▼▼▼

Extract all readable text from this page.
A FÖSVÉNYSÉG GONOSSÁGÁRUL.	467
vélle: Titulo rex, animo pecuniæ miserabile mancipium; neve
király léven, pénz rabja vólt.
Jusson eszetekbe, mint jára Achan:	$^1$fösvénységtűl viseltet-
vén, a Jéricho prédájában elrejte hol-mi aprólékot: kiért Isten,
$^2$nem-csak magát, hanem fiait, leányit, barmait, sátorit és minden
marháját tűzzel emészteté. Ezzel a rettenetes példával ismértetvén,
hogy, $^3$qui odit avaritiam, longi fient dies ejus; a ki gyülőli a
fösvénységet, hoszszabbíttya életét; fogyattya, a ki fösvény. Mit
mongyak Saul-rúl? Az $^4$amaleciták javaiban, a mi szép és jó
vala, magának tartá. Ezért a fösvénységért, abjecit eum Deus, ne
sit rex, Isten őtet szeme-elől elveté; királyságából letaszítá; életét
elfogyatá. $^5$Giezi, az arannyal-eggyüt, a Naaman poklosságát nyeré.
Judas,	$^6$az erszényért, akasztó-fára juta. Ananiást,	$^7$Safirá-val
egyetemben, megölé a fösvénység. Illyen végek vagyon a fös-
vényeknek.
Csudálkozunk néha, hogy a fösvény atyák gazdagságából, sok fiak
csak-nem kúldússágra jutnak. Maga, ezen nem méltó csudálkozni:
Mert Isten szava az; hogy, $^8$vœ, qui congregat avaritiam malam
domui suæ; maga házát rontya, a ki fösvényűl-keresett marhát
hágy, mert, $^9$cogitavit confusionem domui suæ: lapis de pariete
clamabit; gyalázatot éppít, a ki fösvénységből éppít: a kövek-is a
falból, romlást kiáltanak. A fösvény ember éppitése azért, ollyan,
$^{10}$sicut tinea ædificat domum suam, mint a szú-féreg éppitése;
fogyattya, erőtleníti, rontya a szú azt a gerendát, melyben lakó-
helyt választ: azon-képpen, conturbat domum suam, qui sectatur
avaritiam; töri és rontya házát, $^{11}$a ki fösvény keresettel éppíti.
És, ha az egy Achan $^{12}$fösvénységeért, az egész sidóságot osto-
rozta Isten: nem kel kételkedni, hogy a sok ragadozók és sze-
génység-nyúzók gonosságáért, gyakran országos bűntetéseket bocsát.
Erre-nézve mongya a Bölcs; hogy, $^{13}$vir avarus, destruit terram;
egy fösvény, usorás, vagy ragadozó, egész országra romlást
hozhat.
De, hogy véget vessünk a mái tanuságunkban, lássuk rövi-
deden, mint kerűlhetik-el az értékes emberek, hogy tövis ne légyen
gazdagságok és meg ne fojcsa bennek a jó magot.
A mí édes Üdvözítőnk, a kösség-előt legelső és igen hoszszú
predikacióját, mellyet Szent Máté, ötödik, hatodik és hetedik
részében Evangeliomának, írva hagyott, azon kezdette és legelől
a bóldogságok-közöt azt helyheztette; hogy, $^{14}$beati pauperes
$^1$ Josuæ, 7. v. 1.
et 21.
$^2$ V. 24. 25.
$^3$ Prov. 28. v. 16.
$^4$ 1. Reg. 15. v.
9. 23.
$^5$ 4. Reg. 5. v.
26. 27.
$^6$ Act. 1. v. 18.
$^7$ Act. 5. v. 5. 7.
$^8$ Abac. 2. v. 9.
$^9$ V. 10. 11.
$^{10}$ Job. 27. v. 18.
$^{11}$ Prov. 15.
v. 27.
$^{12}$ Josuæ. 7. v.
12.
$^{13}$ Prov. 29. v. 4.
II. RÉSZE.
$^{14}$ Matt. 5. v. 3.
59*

▲▲▲

» Stated goal: Take the lines above and print them exactly.

» Task answer:
Extract all readable text from this page.
A FÖSVÉNYSÉG GONOSSÁGÁRUL.	467
vélle: Titulo rex, animo pecuniæ miserabile mancipium; neve
király léven, pénz rabja vólt.
Jusson eszetekbe, mint jára Achan:	$^1$fösvénységtűl viseltet-
vén, a Jéricho prédájában elrejte hol-mi aprólékot: kiért Isten,
$^2$nem-csak magát, hanem fiait, leányit, barmait, sátorit és minden
marháját tűzzel emészteté. Ezzel a rettenetes példával ismértetvén,
hogy, $^3$qui odit avaritiam, longi fient dies ejus; a ki gyülőli a
fösvénységet, hoszszabbíttya életét; fogyattya, a ki fösvény. Mit
mongyak Saul-rúl? Az $^4$amaleciták javaiban, a mi szép és jó
vala, magának tartá. Ezért a fösvénységért, abjecit eum Deus, ne
sit rex, Isten őtet szeme-elől elveté; királyságából letaszítá; életét
elfogyatá. $^5$Giezi, az arannyal-eggyüt, a Naaman poklosságát nyeré.
Judas,	$^6$az erszényért, akasztó-fára juta. Ananiást,	$^7$Safirá-val
egyetemben, megölé a fösvénység. Illyen végek vagyon a fös-
vényeknek.
Csudálkozunk néha, hogy a fösvény atyák gazdagságából, sok fiak
csak-nem kúldússágra jutnak. Maga, ezen nem méltó csudálkozni:
Mert Isten szava az; hogy, $^8$vœ, qui congregat avaritiam malam
domui suæ; maga házát rontya, a ki fösvényűl-keresett marhát
hágy, mert, $^9$cogitavit confusionem domui suæ: lapis de pariete
clamabit; gyalázatot éppít, a ki fösvénységből éppít: a kövek-is a
falból, romlást kiáltanak. A fösvény ember éppitése azért, ollyan,
$^{10}$sicut tinea ædificat domum suam, mint a szú-féreg éppitése;
fogyattya, erőtleníti, rontya a szú azt a gerendát, melyben lakó-
helyt választ: azon-képpen, conturbat domum suam, qui sectatur
avaritiam; töri és rontya házát, $^{11}$a ki fösvény keresettel éppíti.
És, ha az egy Achan $^{12}$fösvénységeért, az egész sidóságot osto-
rozta Isten: nem kel kételkedni, hogy a sok ragadozók és sze-
génység-nyúzók gonosságáért, gyakran országos bűntetéseket bocsát.
Erre-nézve mongya a Bölcs; hogy, $^{13}$vir avarus, destruit terram;
egy fösvény, usorás, vagy ragadozó, egész országra romlást
hozhat.
De, hogy véget vessünk a mái tanuságunkban, lássuk rövi-
deden, mint kerűlhetik-el az értékes emberek, hogy tövis ne légyen
gazdagságok és meg ne fojcsa bennek a jó magot.
A mí édes Üdvözítőnk, a kösség-előt legelső és igen hoszszú
predikacióját, mellyet Szent Máté, ötödik, hatodik és hetedik
részében Evangeliomának, írva hagyott, azon kezdette és legelől
a bóldogságok-közöt azt helyheztette; hogy, $^{14}$beati pauperes
$^1$ Josuæ, 7. v. 1.
et 21.
$^2$ V. 24. 25.
$^3$ Prov. 28. v. 16.
$^4$ 1. Reg. 15. v.
9. 23.
$^5$ 4. Reg. 5. v.
26. 27.
$^6$ Act. 1. v. 18.
$^7$ Act. 5. v. 5. 7.
$^8$ Abac. 2. v. 9.
$^9$ V. 10. 11.
$^{10}$ Job. 27. v. 18.
$^{11}$ Prov. 15.
v. 27.
$^{12}$ Josuæ. 7. v.
12.
$^{13}$ Prov. 29. v. 4.
II. RÉSZE.
$^{14}$ Matt. 5. v. 3.
59*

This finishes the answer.